**To be done:** Collect all lines from the listing that include the string "What".

**Given records:**
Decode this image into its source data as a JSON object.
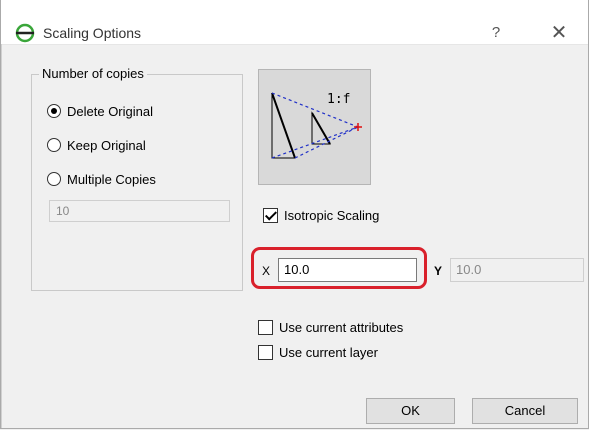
{
  "window": {
    "title": "Scaling Options",
    "help_glyph": "?",
    "close_glyph": "✕",
    "icon": "scaling-app-icon"
  },
  "copies": {
    "group_label": "Number of copies",
    "options": [
      {
        "label": "Delete Original",
        "selected": true
      },
      {
        "label": "Keep Original",
        "selected": false
      },
      {
        "label": "Multiple Copies",
        "selected": false
      }
    ],
    "count_value": "10"
  },
  "preview": {
    "ratio_label": "1:f"
  },
  "scaling": {
    "isotropic_label": "Isotropic Scaling",
    "isotropic_checked": true,
    "x_label": "X",
    "x_value": "10.0",
    "y_label": "Y",
    "y_value": "10.0"
  },
  "options": {
    "use_attributes_label": "Use current attributes",
    "use_attributes_checked": false,
    "use_layer_label": "Use current layer",
    "use_layer_checked": false
  },
  "buttons": {
    "ok_label": "OK",
    "cancel_label": "Cancel"
  },
  "colors": {
    "highlight": "#d9202b",
    "app_icon": "#3aa63a",
    "preview_lines": "#2030c8",
    "preview_marker": "#e01010"
  }
}
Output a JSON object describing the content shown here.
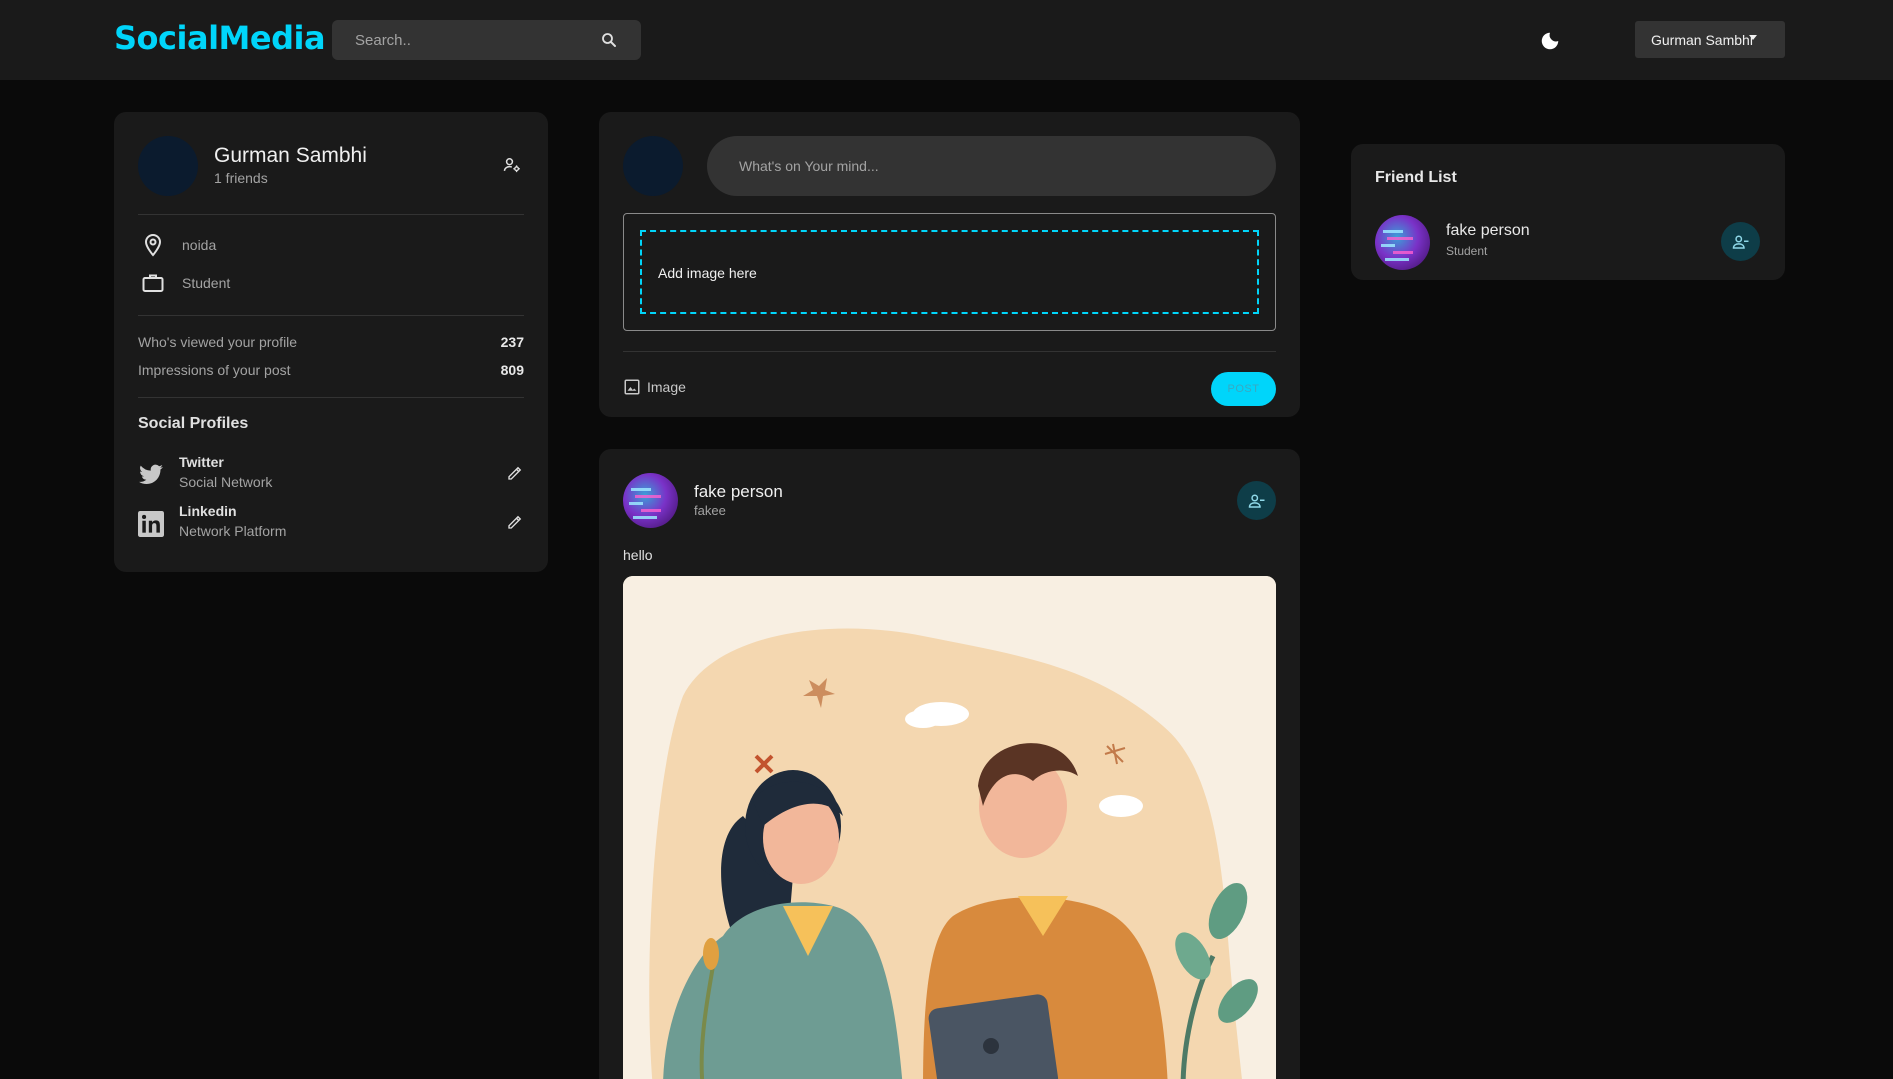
{
  "header": {
    "logo": "SocialMedia",
    "search_placeholder": "Search..",
    "user_select_value": "Gurman Sambhi"
  },
  "profile": {
    "name": "Gurman Sambhi",
    "friends": "1 friends",
    "location": "noida",
    "occupation": "Student",
    "stats": [
      {
        "label": "Who's viewed your profile",
        "value": "237"
      },
      {
        "label": "Impressions of your post",
        "value": "809"
      }
    ],
    "social_title": "Social Profiles",
    "socials": [
      {
        "name": "Twitter",
        "sub": "Social Network"
      },
      {
        "name": "Linkedin",
        "sub": "Network Platform"
      }
    ]
  },
  "create_post": {
    "placeholder": "What's on Your mind...",
    "dropzone_text": "Add image here",
    "image_label": "Image",
    "post_button": "POST"
  },
  "feed": {
    "posts": [
      {
        "author": "fake person",
        "location": "fakee",
        "text": "hello"
      }
    ]
  },
  "friend_list": {
    "title": "Friend List",
    "friends": [
      {
        "name": "fake person",
        "occupation": "Student"
      }
    ]
  },
  "colors": {
    "accent": "#00d5fa",
    "background": "#0a0a0a",
    "card": "#1a1a1a",
    "input": "#333333"
  },
  "icons": [
    "search-icon",
    "moon-icon",
    "manage-accounts-icon",
    "location-icon",
    "work-icon",
    "twitter-icon",
    "linkedin-icon",
    "edit-icon",
    "image-icon",
    "person-remove-icon"
  ]
}
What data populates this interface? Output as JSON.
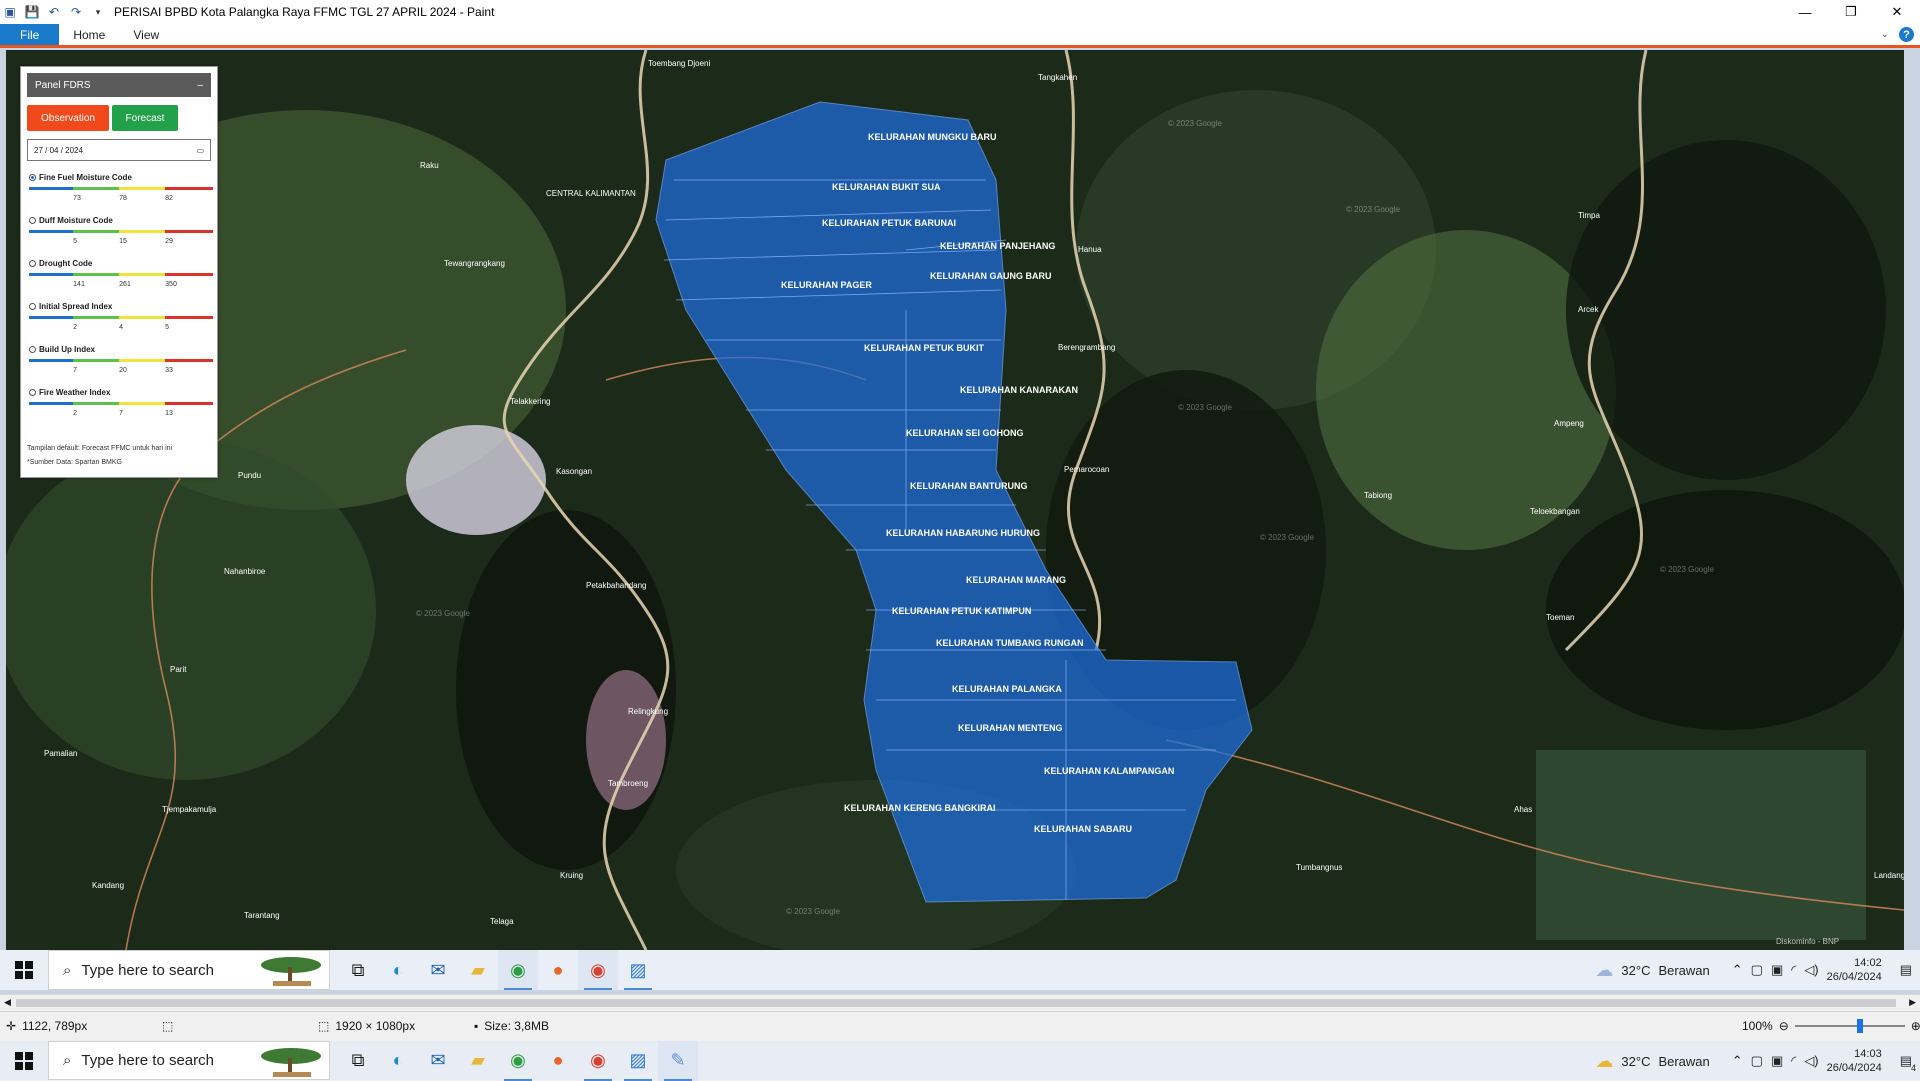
{
  "window": {
    "title": "PERISAI BPBD Kota Palangka Raya FFMC TGL 27 APRIL 2024 - Paint",
    "minimize": "—",
    "maximize": "❐",
    "close": "✕"
  },
  "ribbon": {
    "tabs": [
      "File",
      "Home",
      "View"
    ]
  },
  "panel": {
    "title": "Panel FDRS",
    "collapse": "–",
    "observation_label": "Observation",
    "forecast_label": "Forecast",
    "date_value": "27 / 04 / 2024",
    "indices": [
      {
        "name": "Fine Fuel Moisture Code",
        "selected": true,
        "ticks": [
          "73",
          "78",
          "82"
        ]
      },
      {
        "name": "Duff Moisture Code",
        "selected": false,
        "ticks": [
          "5",
          "15",
          "29"
        ]
      },
      {
        "name": "Drought Code",
        "selected": false,
        "ticks": [
          "141",
          "261",
          "350"
        ]
      },
      {
        "name": "Initial Spread Index",
        "selected": false,
        "ticks": [
          "2",
          "4",
          "5"
        ]
      },
      {
        "name": "Build Up Index",
        "selected": false,
        "ticks": [
          "7",
          "20",
          "33"
        ]
      },
      {
        "name": "Fire Weather Index",
        "selected": false,
        "ticks": [
          "2",
          "7",
          "13"
        ]
      }
    ],
    "note1": "Tampilan default: Forecast FFMC untuk hari ini",
    "note2": "*Sumber Data: Spartan BMKG",
    "colors": {
      "blue": "#1f6fd1",
      "green": "#5cc24a",
      "yellow": "#f2e33a",
      "red": "#d9332b"
    }
  },
  "map": {
    "kelurahan": [
      "KELURAHAN MUNGKU BARU",
      "KELURAHAN BUKIT SUA",
      "KELURAHAN PETUK BARUNAI",
      "KELURAHAN PANJEHANG",
      "KELURAHAN GAUNG BARU",
      "KELURAHAN PAGER",
      "KELURAHAN PETUK BUKIT",
      "KELURAHAN KANARAKAN",
      "KELURAHAN SEI GOHONG",
      "KELURAHAN BANTURUNG",
      "KELURAHAN HABARUNG HURUNG",
      "KELURAHAN MARANG",
      "KELURAHAN PETUK KATIMPUN",
      "KELURAHAN TUMBANG RUNGAN",
      "KELURAHAN PALANGKA",
      "KELURAHAN MENTENG",
      "KELURAHAN KALAMPANGAN",
      "KELURAHAN KERENG BANGKIRAI",
      "KELURAHAN SABARU"
    ],
    "towns": [
      "Tangkahen",
      "Toembang Djoeni",
      "Raku",
      "CENTRAL KALIMANTAN",
      "Tewangrangkang",
      "Telakkering",
      "Pundu",
      "Kasongan",
      "Nahanbiroe",
      "Petakbahandang",
      "Parit",
      "Pamalian",
      "Tjempakamulja",
      "Kandang",
      "Tarantang",
      "Telaga",
      "Kruing",
      "Tambroeng",
      "Relingkung",
      "Hanua",
      "Berengrambang",
      "Pemarocoan",
      "Timpa",
      "Arcek",
      "Ampeng",
      "Tabiong",
      "Teloekbangan",
      "Toeman",
      "Ahas",
      "Tumbangnus",
      "Landangs"
    ],
    "watermark": "© 2023 Google",
    "attribution": "Diskominfo - BNP"
  },
  "inner_taskbar": {
    "search_placeholder": "Type here to search",
    "weather_temp": "32°C",
    "weather_desc": "Berawan",
    "time": "14:02",
    "date": "26/04/2024"
  },
  "statusbar": {
    "cursor_pos": "1122, 789px",
    "image_size": "1920 × 1080px",
    "file_size": "Size: 3,8MB",
    "zoom": "100%"
  },
  "taskbar": {
    "search_placeholder": "Type here to search",
    "weather_temp": "32°C",
    "weather_desc": "Berawan",
    "time": "14:03",
    "date": "26/04/2024",
    "notifications": "4"
  }
}
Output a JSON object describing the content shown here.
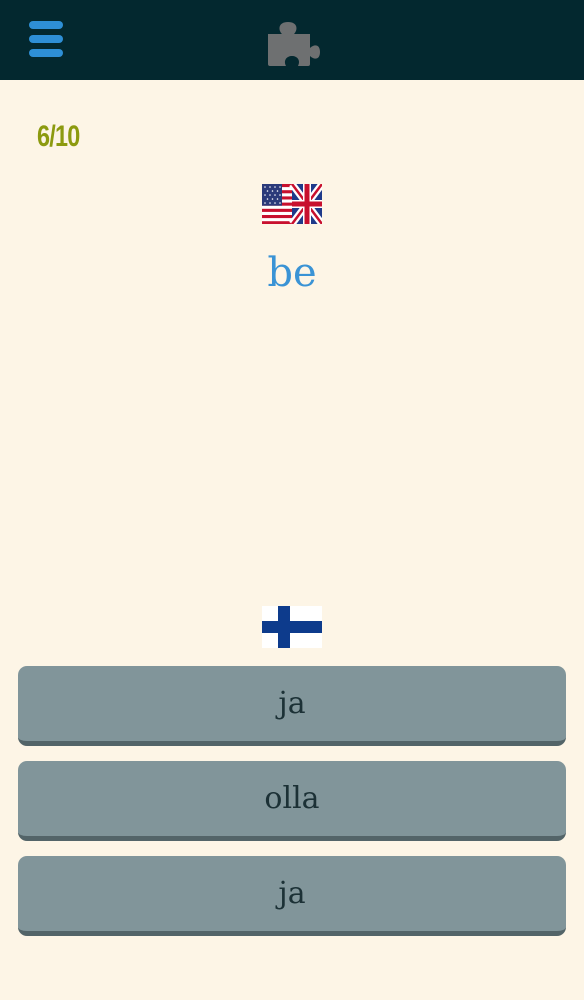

**Correct response:**
    "placeholder": "What's on Your mind...",
What data populates this interface? Output as JSON.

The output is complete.